Data provided:
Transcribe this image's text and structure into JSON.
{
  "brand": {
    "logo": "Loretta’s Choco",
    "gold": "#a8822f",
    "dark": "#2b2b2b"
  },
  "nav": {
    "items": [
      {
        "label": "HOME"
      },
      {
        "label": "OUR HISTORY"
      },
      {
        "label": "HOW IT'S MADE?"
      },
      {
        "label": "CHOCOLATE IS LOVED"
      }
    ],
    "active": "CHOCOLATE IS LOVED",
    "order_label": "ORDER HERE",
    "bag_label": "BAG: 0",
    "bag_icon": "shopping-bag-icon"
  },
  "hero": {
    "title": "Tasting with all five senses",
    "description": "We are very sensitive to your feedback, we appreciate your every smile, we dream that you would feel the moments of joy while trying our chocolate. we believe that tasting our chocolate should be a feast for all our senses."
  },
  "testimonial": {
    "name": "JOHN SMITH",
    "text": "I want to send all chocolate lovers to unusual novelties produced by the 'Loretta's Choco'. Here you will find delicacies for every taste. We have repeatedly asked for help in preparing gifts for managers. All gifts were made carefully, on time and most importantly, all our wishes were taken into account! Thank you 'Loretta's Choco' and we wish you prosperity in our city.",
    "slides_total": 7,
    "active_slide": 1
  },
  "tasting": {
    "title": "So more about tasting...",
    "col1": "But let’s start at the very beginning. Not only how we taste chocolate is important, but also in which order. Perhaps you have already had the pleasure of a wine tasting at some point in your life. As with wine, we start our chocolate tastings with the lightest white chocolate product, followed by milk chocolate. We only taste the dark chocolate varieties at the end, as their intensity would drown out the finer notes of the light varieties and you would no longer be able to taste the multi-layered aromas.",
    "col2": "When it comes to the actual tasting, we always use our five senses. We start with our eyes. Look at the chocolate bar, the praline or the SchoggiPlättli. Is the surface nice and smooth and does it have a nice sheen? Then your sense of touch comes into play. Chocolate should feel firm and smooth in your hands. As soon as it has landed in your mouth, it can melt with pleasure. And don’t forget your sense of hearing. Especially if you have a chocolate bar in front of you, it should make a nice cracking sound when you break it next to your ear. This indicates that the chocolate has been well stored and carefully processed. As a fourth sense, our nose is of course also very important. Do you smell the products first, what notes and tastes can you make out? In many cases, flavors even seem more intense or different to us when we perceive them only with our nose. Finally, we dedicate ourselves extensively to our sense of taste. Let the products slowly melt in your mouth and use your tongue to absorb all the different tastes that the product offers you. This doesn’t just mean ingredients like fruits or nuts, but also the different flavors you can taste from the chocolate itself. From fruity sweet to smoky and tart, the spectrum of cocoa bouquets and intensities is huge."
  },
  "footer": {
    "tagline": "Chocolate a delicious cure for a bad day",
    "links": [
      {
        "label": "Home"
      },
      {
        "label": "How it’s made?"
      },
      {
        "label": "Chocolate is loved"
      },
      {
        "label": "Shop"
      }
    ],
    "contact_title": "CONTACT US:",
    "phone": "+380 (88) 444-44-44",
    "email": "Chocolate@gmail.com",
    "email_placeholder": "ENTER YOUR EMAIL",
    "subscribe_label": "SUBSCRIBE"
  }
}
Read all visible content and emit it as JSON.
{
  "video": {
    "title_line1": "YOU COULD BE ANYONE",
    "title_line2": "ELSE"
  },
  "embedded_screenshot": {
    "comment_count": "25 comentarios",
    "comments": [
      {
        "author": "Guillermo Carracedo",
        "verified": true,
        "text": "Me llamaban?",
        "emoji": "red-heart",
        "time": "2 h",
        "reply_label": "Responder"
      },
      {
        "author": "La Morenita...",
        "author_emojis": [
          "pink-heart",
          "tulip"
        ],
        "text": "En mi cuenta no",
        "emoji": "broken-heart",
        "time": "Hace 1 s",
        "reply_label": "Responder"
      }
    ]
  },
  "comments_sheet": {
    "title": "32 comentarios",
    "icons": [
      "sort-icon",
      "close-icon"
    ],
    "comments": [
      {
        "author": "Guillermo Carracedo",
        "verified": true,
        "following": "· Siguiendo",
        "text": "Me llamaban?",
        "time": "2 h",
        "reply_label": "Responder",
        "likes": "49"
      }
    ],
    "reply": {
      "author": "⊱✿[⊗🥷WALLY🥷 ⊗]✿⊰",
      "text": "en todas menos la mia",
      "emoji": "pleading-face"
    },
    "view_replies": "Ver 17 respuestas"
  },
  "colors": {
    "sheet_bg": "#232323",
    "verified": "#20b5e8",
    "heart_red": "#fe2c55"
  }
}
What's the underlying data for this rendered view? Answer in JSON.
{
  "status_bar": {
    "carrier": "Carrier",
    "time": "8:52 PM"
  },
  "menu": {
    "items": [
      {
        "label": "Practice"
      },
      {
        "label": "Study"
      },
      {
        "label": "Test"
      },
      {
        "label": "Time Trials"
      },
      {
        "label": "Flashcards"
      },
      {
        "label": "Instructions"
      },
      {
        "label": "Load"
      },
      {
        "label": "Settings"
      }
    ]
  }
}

Instructions to follow: Take the line in which "What's the underlying" occurs and each subsequent line through the end; give these lines again without alteration.

Problem solution:
What's the underlying data for this rendered view? Answer in JSON.
{
  "status_bar": {
    "carrier": "Carrier",
    "time": "8:52 PM"
  },
  "menu": {
    "items": [
      {
        "label": "Practice"
      },
      {
        "label": "Study"
      },
      {
        "label": "Test"
      },
      {
        "label": "Time Trials"
      },
      {
        "label": "Flashcards"
      },
      {
        "label": "Instructions"
      },
      {
        "label": "Load"
      },
      {
        "label": "Settings"
      }
    ]
  }
}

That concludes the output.